**TASK TO CARRY OUT**
Your task is to repeat the entries exactly. Leave the pictures out.

[Stored entries]
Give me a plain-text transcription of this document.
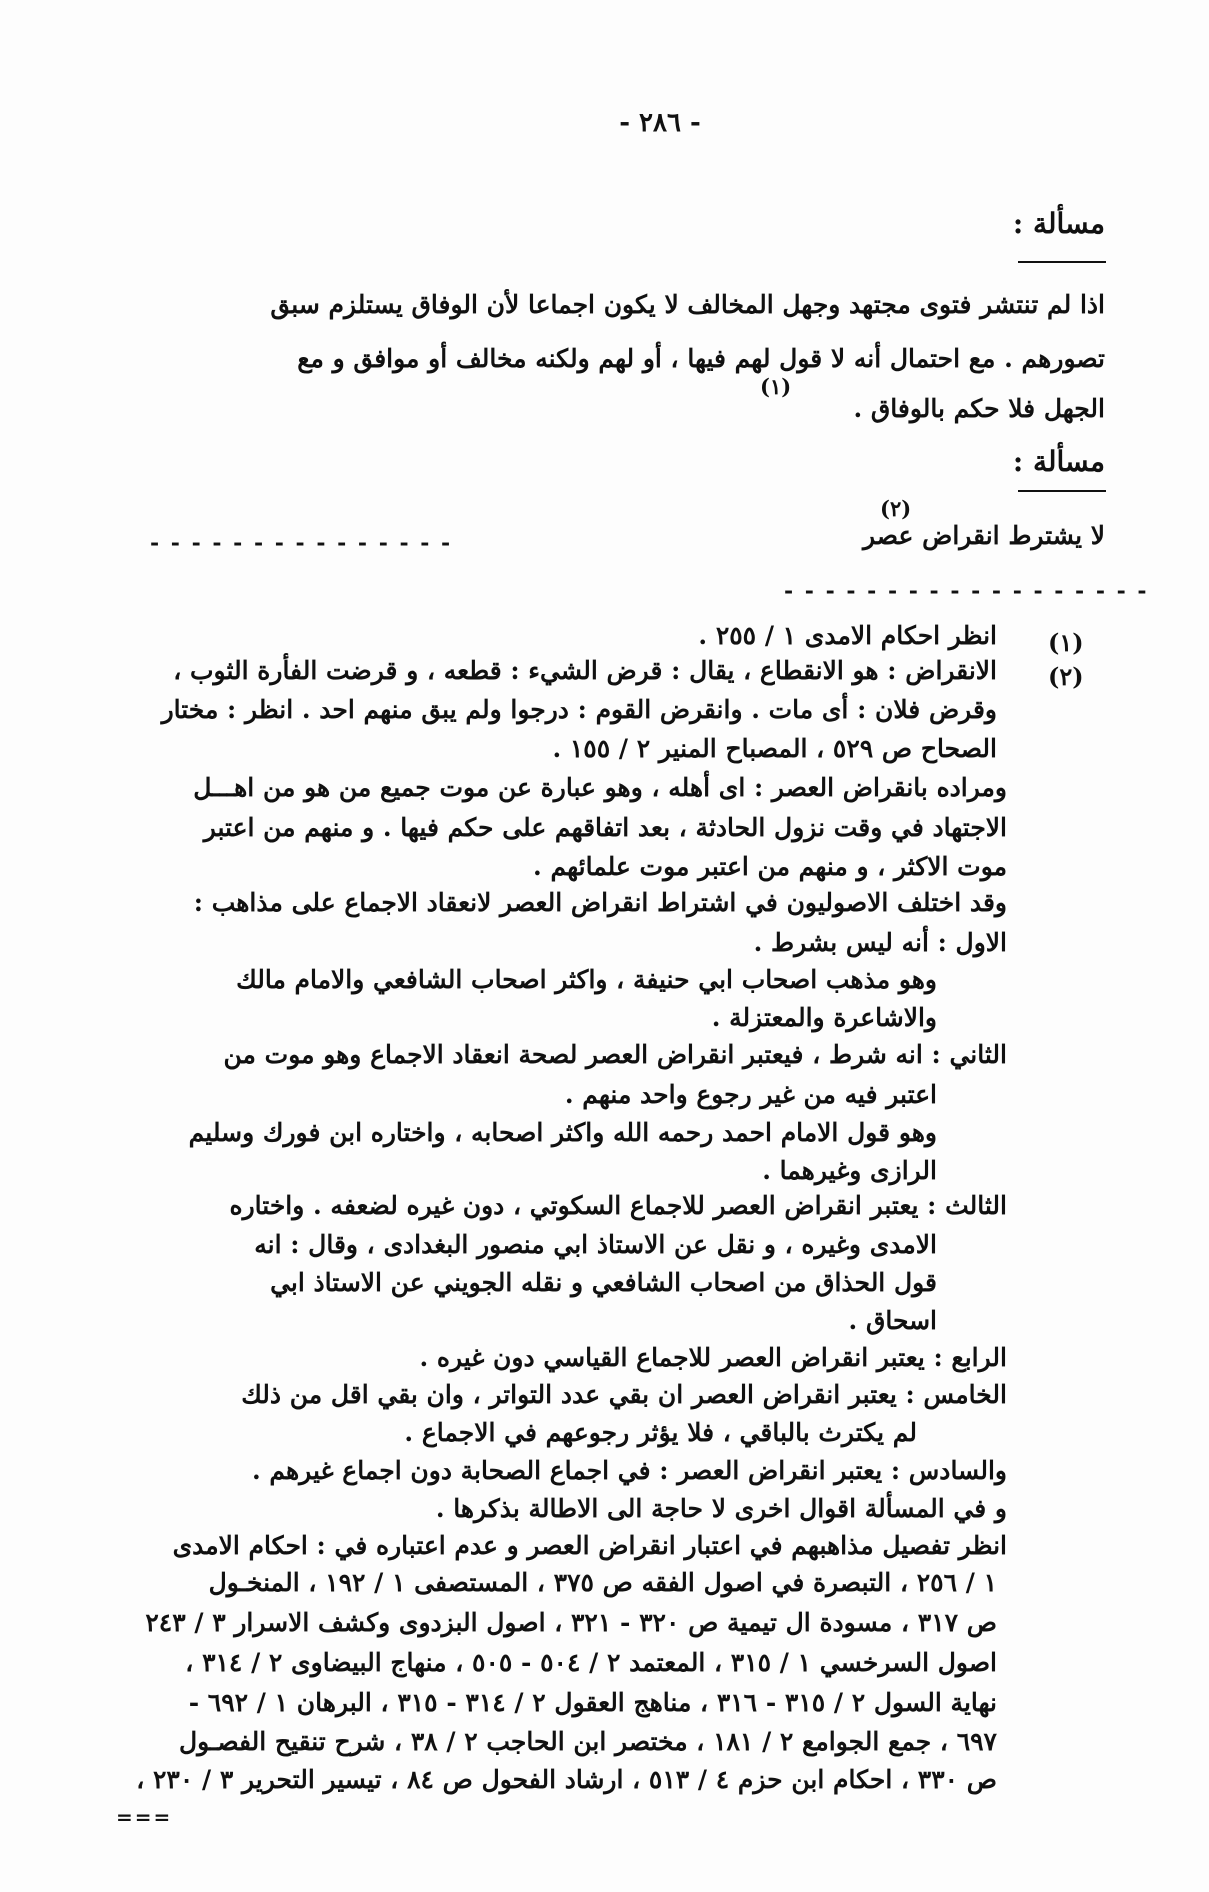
- ٢٨٦ -
مسألة :
اذا لم تنتشر فتوى مجتهد وجهل المخالف لا يكون اجماعا لأن الوفاق يستلزم سبق
تصورهم . مع احتمال أنه لا قول لهم فيها ، أو لهم ولكنه مخالف أو موافق و مع
الجهل فلا حكم بالوفاق .
(١)
مسألة :
لا يشترط انقراض عصر
(٢)
- - - - - - - - - - - - - - -
- - - - - - - - - - - - - - - - - -
(١)
(٢)
انظر احكام الامدى ١ / ٢٥٥ .
الانقراض : هو الانقطاع ، يقال : قرض الشيء : قطعه ، و قرضت الفأرة الثوب ،
وقرض فلان : أى مات . وانقرض القوم : درجوا ولم يبق منهم احد . انظر : مختار
الصحاح ص ٥٢٩ ، المصباح المنير ٢ / ١٥٥ .
ومراده بانقراض العصر : اى أهله ، وهو عبارة عن موت جميع من هو من اهـــل
الاجتهاد في وقت نزول الحادثة ، بعد اتفاقهم على حكم فيها . و منهم من اعتبر
موت الاكثر ، و منهم من اعتبر موت علمائهم .
وقد اختلف الاصوليون في اشتراط انقراض العصر لانعقاد الاجماع على مذاهب :
الاول : أنه ليس بشرط .
وهو مذهب اصحاب ابي حنيفة ، واكثر اصحاب الشافعي والامام مالك
والاشاعرة والمعتزلة .
الثاني : انه شرط ، فيعتبر انقراض العصر لصحة انعقاد الاجماع وهو موت من
اعتبر فيه من غير رجوع واحد منهم .
وهو قول الامام احمد رحمه الله واكثر اصحابه ، واختاره ابن فورك وسليم
الرازى وغيرهما .
الثالث : يعتبر انقراض العصر للاجماع السكوتي ، دون غيره لضعفه . واختاره
الامدى وغيره ، و نقل عن الاستاذ ابي منصور البغدادى ، وقال : انه
قول الحذاق من اصحاب الشافعي و نقله الجويني عن الاستاذ ابي
اسحاق .
الرابع : يعتبر انقراض العصر للاجماع القياسي دون غيره .
الخامس : يعتبر انقراض العصر ان بقي عدد التواتر ، وان بقي اقل من ذلك
لم يكترث بالباقي ، فلا يؤثر رجوعهم في الاجماع .
والسادس : يعتبر انقراض العصر : في اجماع الصحابة دون اجماع غيرهم .
و في المسألة اقوال اخرى لا حاجة الى الاطالة بذكرها .
انظر تفصيل مذاهبهم في اعتبار انقراض العصر و عدم اعتباره في : احكام الامدى
١ / ٢٥٦ ، التبصرة في اصول الفقه ص ٣٧٥ ، المستصفى ١ / ١٩٢ ، المنخـول
ص ٣١٧ ، مسودة ال تيمية ص ٣٢٠ - ٣٢١ ، اصول البزدوى وكشف الاسرار ٣ / ٢٤٣
اصول السرخسي ١ / ٣١٥ ، المعتمد ٢ / ٥٠٤ - ٥٠٥ ، منهاج البيضاوى ٢ / ٣١٤ ،
نهاية السول ٢ / ٣١٥ - ٣١٦ ، مناهج العقول ٢ / ٣١٤ - ٣١٥ ، البرهان ١ / ٦٩٢ -
٦٩٧ ، جمع الجوامع ٢ / ١٨١ ، مختصر ابن الحاجب ٢ / ٣٨ ، شرح تنقيح الفصـول
ص ٣٣٠ ، احكام ابن حزم ٤ / ٥١٣ ، ارشاد الفحول ص ٨٤ ، تيسير التحرير ٣ / ٢٣٠ ،
===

**RESULT**
Give me a plain-text transcription of this document.
- ٢٨٦ -
مسألة :
اذا لم تنتشر فتوى مجتهد وجهل المخالف لا يكون اجماعا لأن الوفاق يستلزم سبق
تصورهم . مع احتمال أنه لا قول لهم فيها ، أو لهم ولكنه مخالف أو موافق و مع
الجهل فلا حكم بالوفاق .
(١)
مسألة :
لا يشترط انقراض عصر
(٢)
- - - - - - - - - - - - - - -
- - - - - - - - - - - - - - - - - -
(١)
(٢)
انظر احكام الامدى ١ / ٢٥٥ .
الانقراض : هو الانقطاع ، يقال : قرض الشيء : قطعه ، و قرضت الفأرة الثوب ،
وقرض فلان : أى مات . وانقرض القوم : درجوا ولم يبق منهم احد . انظر : مختار
الصحاح ص ٥٢٩ ، المصباح المنير ٢ / ١٥٥ .
ومراده بانقراض العصر : اى أهله ، وهو عبارة عن موت جميع من هو من اهـــل
الاجتهاد في وقت نزول الحادثة ، بعد اتفاقهم على حكم فيها . و منهم من اعتبر
موت الاكثر ، و منهم من اعتبر موت علمائهم .
وقد اختلف الاصوليون في اشتراط انقراض العصر لانعقاد الاجماع على مذاهب :
الاول : أنه ليس بشرط .
وهو مذهب اصحاب ابي حنيفة ، واكثر اصحاب الشافعي والامام مالك
والاشاعرة والمعتزلة .
الثاني : انه شرط ، فيعتبر انقراض العصر لصحة انعقاد الاجماع وهو موت من
اعتبر فيه من غير رجوع واحد منهم .
وهو قول الامام احمد رحمه الله واكثر اصحابه ، واختاره ابن فورك وسليم
الرازى وغيرهما .
الثالث : يعتبر انقراض العصر للاجماع السكوتي ، دون غيره لضعفه . واختاره
الامدى وغيره ، و نقل عن الاستاذ ابي منصور البغدادى ، وقال : انه
قول الحذاق من اصحاب الشافعي و نقله الجويني عن الاستاذ ابي
اسحاق .
الرابع : يعتبر انقراض العصر للاجماع القياسي دون غيره .
الخامس : يعتبر انقراض العصر ان بقي عدد التواتر ، وان بقي اقل من ذلك
لم يكترث بالباقي ، فلا يؤثر رجوعهم في الاجماع .
والسادس : يعتبر انقراض العصر : في اجماع الصحابة دون اجماع غيرهم .
و في المسألة اقوال اخرى لا حاجة الى الاطالة بذكرها .
انظر تفصيل مذاهبهم في اعتبار انقراض العصر و عدم اعتباره في : احكام الامدى
١ / ٢٥٦ ، التبصرة في اصول الفقه ص ٣٧٥ ، المستصفى ١ / ١٩٢ ، المنخـول
ص ٣١٧ ، مسودة ال تيمية ص ٣٢٠ - ٣٢١ ، اصول البزدوى وكشف الاسرار ٣ / ٢٤٣
اصول السرخسي ١ / ٣١٥ ، المعتمد ٢ / ٥٠٤ - ٥٠٥ ، منهاج البيضاوى ٢ / ٣١٤ ،
نهاية السول ٢ / ٣١٥ - ٣١٦ ، مناهج العقول ٢ / ٣١٤ - ٣١٥ ، البرهان ١ / ٦٩٢ -
٦٩٧ ، جمع الجوامع ٢ / ١٨١ ، مختصر ابن الحاجب ٢ / ٣٨ ، شرح تنقيح الفصـول
ص ٣٣٠ ، احكام ابن حزم ٤ / ٥١٣ ، ارشاد الفحول ص ٨٤ ، تيسير التحرير ٣ / ٢٣٠ ،
===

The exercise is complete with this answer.